# DESCRIPTION OF THE TASK
Repeat the entries below exactly as they appear, with no pictures.

# SUPPLIED ENTRIES
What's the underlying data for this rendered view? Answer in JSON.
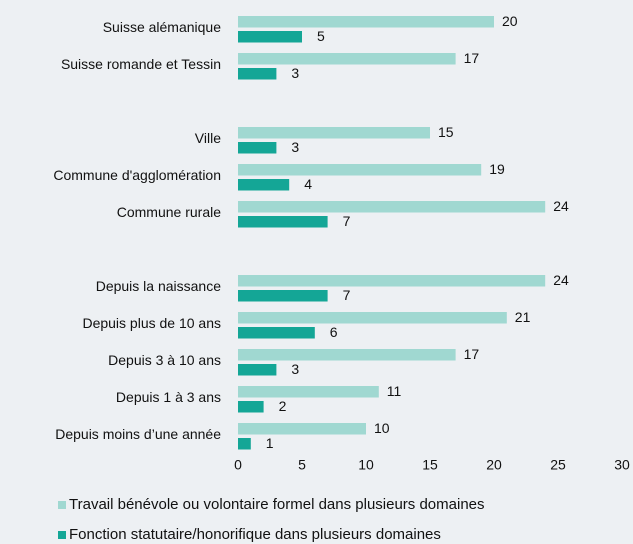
{
  "chart_data": {
    "type": "barh",
    "categories": [
      "Suisse alémanique",
      "Suisse romande et Tessin",
      null,
      "Ville",
      "Commune d'agglomération",
      "Commune rurale",
      null,
      "Depuis la naissance",
      "Depuis plus de 10 ans",
      "Depuis 3 à 10 ans",
      "Depuis 1 à 3 ans",
      "Depuis moins d’une année"
    ],
    "series": [
      {
        "name": "Travail bénévole ou volontaire formel dans plusieurs domaines",
        "color": "#a0d8d1",
        "values": [
          20,
          17,
          null,
          15,
          19,
          24,
          null,
          24,
          21,
          17,
          11,
          10
        ]
      },
      {
        "name": "Fonction statutaire/honorifique dans plusieurs domaines",
        "color": "#14a696",
        "values": [
          5,
          3,
          null,
          3,
          4,
          7,
          null,
          7,
          6,
          3,
          2,
          1
        ]
      }
    ],
    "xlim": [
      0,
      30
    ],
    "xticks": [
      0,
      5,
      10,
      15,
      20,
      25,
      30
    ],
    "grid": false,
    "legend": "bottom"
  }
}
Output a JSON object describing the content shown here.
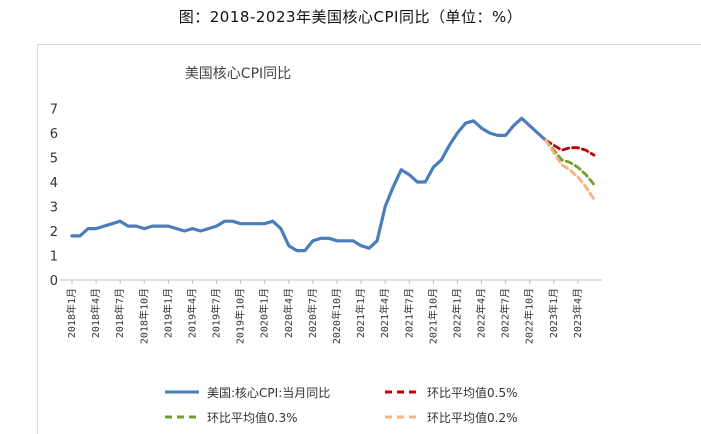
{
  "figure_caption": "图：2018-2023年美国核心CPI同比（单位：%）",
  "chart_data": {
    "type": "line",
    "title": "美国核心CPI同比",
    "ylim": [
      0,
      7
    ],
    "yticks": [
      "0",
      "1",
      "2",
      "3",
      "4",
      "5",
      "6",
      "7"
    ],
    "x_tick_labels": [
      "2018年1月",
      "2018年4月",
      "2018年7月",
      "2018年10月",
      "2019年1月",
      "2019年4月",
      "2019年7月",
      "2019年10月",
      "2020年1月",
      "2020年4月",
      "2020年7月",
      "2020年10月",
      "2021年1月",
      "2021年4月",
      "2021年7月",
      "2021年10月",
      "2022年1月",
      "2022年4月",
      "2022年7月",
      "2022年10月",
      "2023年1月",
      "2023年4月"
    ],
    "grid": false,
    "legend_position": "bottom",
    "x": [
      "2018-01",
      "2018-02",
      "2018-03",
      "2018-04",
      "2018-05",
      "2018-06",
      "2018-07",
      "2018-08",
      "2018-09",
      "2018-10",
      "2018-11",
      "2018-12",
      "2019-01",
      "2019-02",
      "2019-03",
      "2019-04",
      "2019-05",
      "2019-06",
      "2019-07",
      "2019-08",
      "2019-09",
      "2019-10",
      "2019-11",
      "2019-12",
      "2020-01",
      "2020-02",
      "2020-03",
      "2020-04",
      "2020-05",
      "2020-06",
      "2020-07",
      "2020-08",
      "2020-09",
      "2020-10",
      "2020-11",
      "2020-12",
      "2021-01",
      "2021-02",
      "2021-03",
      "2021-04",
      "2021-05",
      "2021-06",
      "2021-07",
      "2021-08",
      "2021-09",
      "2021-10",
      "2021-11",
      "2021-12",
      "2022-01",
      "2022-02",
      "2022-03",
      "2022-04",
      "2022-05",
      "2022-06",
      "2022-07",
      "2022-08",
      "2022-09",
      "2022-10",
      "2022-11",
      "2022-12",
      "2023-01",
      "2023-02",
      "2023-03",
      "2023-04",
      "2023-05",
      "2023-06"
    ],
    "series": [
      {
        "name": "美国:核心CPI:当月同比",
        "color": "#4a7ebb",
        "style": "solid",
        "values": [
          1.8,
          1.8,
          2.1,
          2.1,
          2.2,
          2.3,
          2.4,
          2.2,
          2.2,
          2.1,
          2.2,
          2.2,
          2.2,
          2.1,
          2.0,
          2.1,
          2.0,
          2.1,
          2.2,
          2.4,
          2.4,
          2.3,
          2.3,
          2.3,
          2.3,
          2.4,
          2.1,
          1.4,
          1.2,
          1.2,
          1.6,
          1.7,
          1.7,
          1.6,
          1.6,
          1.6,
          1.4,
          1.3,
          1.6,
          3.0,
          3.8,
          4.5,
          4.3,
          4.0,
          4.0,
          4.6,
          4.9,
          5.5,
          6.0,
          6.4,
          6.5,
          6.2,
          6.0,
          5.9,
          5.9,
          6.3,
          6.6,
          6.3,
          6.0,
          5.7,
          null,
          null,
          null,
          null,
          null,
          null
        ]
      },
      {
        "name": "环比平均值0.5%",
        "color": "#c00000",
        "style": "dashed",
        "values": [
          null,
          null,
          null,
          null,
          null,
          null,
          null,
          null,
          null,
          null,
          null,
          null,
          null,
          null,
          null,
          null,
          null,
          null,
          null,
          null,
          null,
          null,
          null,
          null,
          null,
          null,
          null,
          null,
          null,
          null,
          null,
          null,
          null,
          null,
          null,
          null,
          null,
          null,
          null,
          null,
          null,
          null,
          null,
          null,
          null,
          null,
          null,
          null,
          null,
          null,
          null,
          null,
          null,
          null,
          null,
          null,
          null,
          null,
          null,
          5.7,
          5.5,
          5.3,
          5.4,
          5.4,
          5.3,
          5.1
        ]
      },
      {
        "name": "环比平均值0.3%",
        "color": "#70a030",
        "style": "dashed",
        "values": [
          null,
          null,
          null,
          null,
          null,
          null,
          null,
          null,
          null,
          null,
          null,
          null,
          null,
          null,
          null,
          null,
          null,
          null,
          null,
          null,
          null,
          null,
          null,
          null,
          null,
          null,
          null,
          null,
          null,
          null,
          null,
          null,
          null,
          null,
          null,
          null,
          null,
          null,
          null,
          null,
          null,
          null,
          null,
          null,
          null,
          null,
          null,
          null,
          null,
          null,
          null,
          null,
          null,
          null,
          null,
          null,
          null,
          null,
          null,
          5.7,
          5.3,
          4.9,
          4.8,
          4.6,
          4.3,
          3.9
        ]
      },
      {
        "name": "环比平均值0.2%",
        "color": "#f4b183",
        "style": "dashed",
        "values": [
          null,
          null,
          null,
          null,
          null,
          null,
          null,
          null,
          null,
          null,
          null,
          null,
          null,
          null,
          null,
          null,
          null,
          null,
          null,
          null,
          null,
          null,
          null,
          null,
          null,
          null,
          null,
          null,
          null,
          null,
          null,
          null,
          null,
          null,
          null,
          null,
          null,
          null,
          null,
          null,
          null,
          null,
          null,
          null,
          null,
          null,
          null,
          null,
          null,
          null,
          null,
          null,
          null,
          null,
          null,
          null,
          null,
          null,
          null,
          5.7,
          5.2,
          4.7,
          4.5,
          4.2,
          3.8,
          3.3
        ]
      }
    ]
  }
}
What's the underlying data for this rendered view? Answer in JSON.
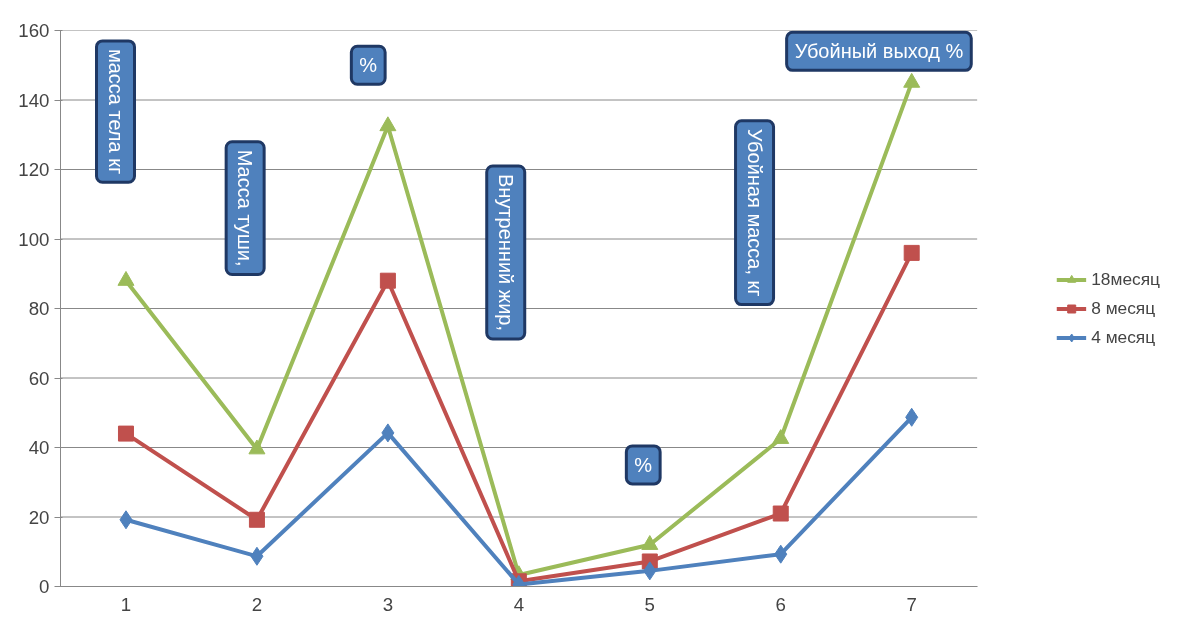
{
  "chart_data": {
    "type": "line",
    "categories": [
      "1",
      "2",
      "3",
      "4",
      "5",
      "6",
      "7"
    ],
    "series": [
      {
        "name": "18месяц",
        "color": "#9bbb59",
        "marker": "triangle",
        "values": [
          88,
          39.5,
          132.5,
          3.3,
          12,
          42.5,
          145
        ]
      },
      {
        "name": "8 месяц",
        "color": "#c0504d",
        "marker": "square",
        "values": [
          44,
          19.2,
          88,
          1.5,
          7.2,
          21,
          96
        ]
      },
      {
        "name": "4 месяц",
        "color": "#4f81bd",
        "marker": "diamond",
        "values": [
          19.2,
          8.7,
          44.2,
          0.6,
          4.5,
          9.3,
          48.7
        ]
      }
    ],
    "ylim": [
      0,
      160
    ],
    "yticks": [
      0,
      20,
      40,
      60,
      80,
      100,
      120,
      140,
      160
    ],
    "grid": "y",
    "legend": "right",
    "line_style": "solid",
    "annotations": [
      "масса тела кг",
      "Масса туши,",
      "%",
      "Внутренний жир,",
      "%",
      "Убойная масса, кг",
      "Убойный выход %"
    ]
  }
}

# EXERCISE ANSWER
What's the underlying data for this rendered view? Answer in JSON.
{
  "chart_data": {
    "type": "barh",
    "categories": [
      "Suisse alémanique",
      "Suisse romande et Tessin",
      null,
      "Ville",
      "Commune d'agglomération",
      "Commune rurale",
      null,
      "Depuis la naissance",
      "Depuis plus de 10 ans",
      "Depuis 3 à 10 ans",
      "Depuis 1 à 3 ans",
      "Depuis moins d’une année"
    ],
    "series": [
      {
        "name": "Travail bénévole ou volontaire formel dans plusieurs domaines",
        "color": "#a0d8d1",
        "values": [
          20,
          17,
          null,
          15,
          19,
          24,
          null,
          24,
          21,
          17,
          11,
          10
        ]
      },
      {
        "name": "Fonction statutaire/honorifique dans plusieurs domaines",
        "color": "#14a696",
        "values": [
          5,
          3,
          null,
          3,
          4,
          7,
          null,
          7,
          6,
          3,
          2,
          1
        ]
      }
    ],
    "xlim": [
      0,
      30
    ],
    "xticks": [
      0,
      5,
      10,
      15,
      20,
      25,
      30
    ],
    "grid": false,
    "legend": "bottom"
  }
}
Output a JSON object describing the content shown here.
{
  "figure_caption": "图：2018-2023年美国核心CPI同比（单位：%）",
  "chart_data": {
    "type": "line",
    "title": "美国核心CPI同比",
    "ylim": [
      0,
      7
    ],
    "yticks": [
      "0",
      "1",
      "2",
      "3",
      "4",
      "5",
      "6",
      "7"
    ],
    "x_tick_labels": [
      "2018年1月",
      "2018年4月",
      "2018年7月",
      "2018年10月",
      "2019年1月",
      "2019年4月",
      "2019年7月",
      "2019年10月",
      "2020年1月",
      "2020年4月",
      "2020年7月",
      "2020年10月",
      "2021年1月",
      "2021年4月",
      "2021年7月",
      "2021年10月",
      "2022年1月",
      "2022年4月",
      "2022年7月",
      "2022年10月",
      "2023年1月",
      "2023年4月"
    ],
    "grid": false,
    "legend_position": "bottom",
    "x": [
      "2018-01",
      "2018-02",
      "2018-03",
      "2018-04",
      "2018-05",
      "2018-06",
      "2018-07",
      "2018-08",
      "2018-09",
      "2018-10",
      "2018-11",
      "2018-12",
      "2019-01",
      "2019-02",
      "2019-03",
      "2019-04",
      "2019-05",
      "2019-06",
      "2019-07",
      "2019-08",
      "2019-09",
      "2019-10",
      "2019-11",
      "2019-12",
      "2020-01",
      "2020-02",
      "2020-03",
      "2020-04",
      "2020-05",
      "2020-06",
      "2020-07",
      "2020-08",
      "2020-09",
      "2020-10",
      "2020-11",
      "2020-12",
      "2021-01",
      "2021-02",
      "2021-03",
      "2021-04",
      "2021-05",
      "2021-06",
      "2021-07",
      "2021-08",
      "2021-09",
      "2021-10",
      "2021-11",
      "2021-12",
      "2022-01",
      "2022-02",
      "2022-03",
      "2022-04",
      "2022-05",
      "2022-06",
      "2022-07",
      "2022-08",
      "2022-09",
      "2022-10",
      "2022-11",
      "2022-12",
      "2023-01",
      "2023-02",
      "2023-03",
      "2023-04",
      "2023-05",
      "2023-06"
    ],
    "series": [
      {
        "name": "美国:核心CPI:当月同比",
        "color": "#4a7ebb",
        "style": "solid",
        "values": [
          1.8,
          1.8,
          2.1,
          2.1,
          2.2,
          2.3,
          2.4,
          2.2,
          2.2,
          2.1,
          2.2,
          2.2,
          2.2,
          2.1,
          2.0,
          2.1,
          2.0,
          2.1,
          2.2,
          2.4,
          2.4,
          2.3,
          2.3,
          2.3,
          2.3,
          2.4,
          2.1,
          1.4,
          1.2,
          1.2,
          1.6,
          1.7,
          1.7,
          1.6,
          1.6,
          1.6,
          1.4,
          1.3,
          1.6,
          3.0,
          3.8,
          4.5,
          4.3,
          4.0,
          4.0,
          4.6,
          4.9,
          5.5,
          6.0,
          6.4,
          6.5,
          6.2,
          6.0,
          5.9,
          5.9,
          6.3,
          6.6,
          6.3,
          6.0,
          5.7,
          null,
          null,
          null,
          null,
          null,
          null
        ]
      },
      {
        "name": "环比平均值0.5%",
        "color": "#c00000",
        "style": "dashed",
        "values": [
          null,
          null,
          null,
          null,
          null,
          null,
          null,
          null,
          null,
          null,
          null,
          null,
          null,
          null,
          null,
          null,
          null,
          null,
          null,
          null,
          null,
          null,
          null,
          null,
          null,
          null,
          null,
          null,
          null,
          null,
          null,
          null,
          null,
          null,
          null,
          null,
          null,
          null,
          null,
          null,
          null,
          null,
          null,
          null,
          null,
          null,
          null,
          null,
          null,
          null,
          null,
          null,
          null,
          null,
          null,
          null,
          null,
          null,
          null,
          5.7,
          5.5,
          5.3,
          5.4,
          5.4,
          5.3,
          5.1
        ]
      },
      {
        "name": "环比平均值0.3%",
        "color": "#70a030",
        "style": "dashed",
        "values": [
          null,
          null,
          null,
          null,
          null,
          null,
          null,
          null,
          null,
          null,
          null,
          null,
          null,
          null,
          null,
          null,
          null,
          null,
          null,
          null,
          null,
          null,
          null,
          null,
          null,
          null,
          null,
          null,
          null,
          null,
          null,
          null,
          null,
          null,
          null,
          null,
          null,
          null,
          null,
          null,
          null,
          null,
          null,
          null,
          null,
          null,
          null,
          null,
          null,
          null,
          null,
          null,
          null,
          null,
          null,
          null,
          null,
          null,
          null,
          5.7,
          5.3,
          4.9,
          4.8,
          4.6,
          4.3,
          3.9
        ]
      },
      {
        "name": "环比平均值0.2%",
        "color": "#f4b183",
        "style": "dashed",
        "values": [
          null,
          null,
          null,
          null,
          null,
          null,
          null,
          null,
          null,
          null,
          null,
          null,
          null,
          null,
          null,
          null,
          null,
          null,
          null,
          null,
          null,
          null,
          null,
          null,
          null,
          null,
          null,
          null,
          null,
          null,
          null,
          null,
          null,
          null,
          null,
          null,
          null,
          null,
          null,
          null,
          null,
          null,
          null,
          null,
          null,
          null,
          null,
          null,
          null,
          null,
          null,
          null,
          null,
          null,
          null,
          null,
          null,
          null,
          null,
          5.7,
          5.2,
          4.7,
          4.5,
          4.2,
          3.8,
          3.3
        ]
      }
    ]
  }
}
What's the underlying data for this rendered view? Answer in JSON.
{
  "chart_data": {
    "type": "line",
    "categories": [
      "1",
      "2",
      "3",
      "4",
      "5",
      "6",
      "7"
    ],
    "series": [
      {
        "name": "18месяц",
        "color": "#9bbb59",
        "marker": "triangle",
        "values": [
          88,
          39.5,
          132.5,
          3.3,
          12,
          42.5,
          145
        ]
      },
      {
        "name": "8 месяц",
        "color": "#c0504d",
        "marker": "square",
        "values": [
          44,
          19.2,
          88,
          1.5,
          7.2,
          21,
          96
        ]
      },
      {
        "name": "4 месяц",
        "color": "#4f81bd",
        "marker": "diamond",
        "values": [
          19.2,
          8.7,
          44.2,
          0.6,
          4.5,
          9.3,
          48.7
        ]
      }
    ],
    "ylim": [
      0,
      160
    ],
    "yticks": [
      0,
      20,
      40,
      60,
      80,
      100,
      120,
      140,
      160
    ],
    "grid": "y",
    "legend": "right",
    "line_style": "solid",
    "annotations": [
      "масса тела кг",
      "Масса туши,",
      "%",
      "Внутренний жир,",
      "%",
      "Убойная масса, кг",
      "Убойный выход %"
    ]
  }
}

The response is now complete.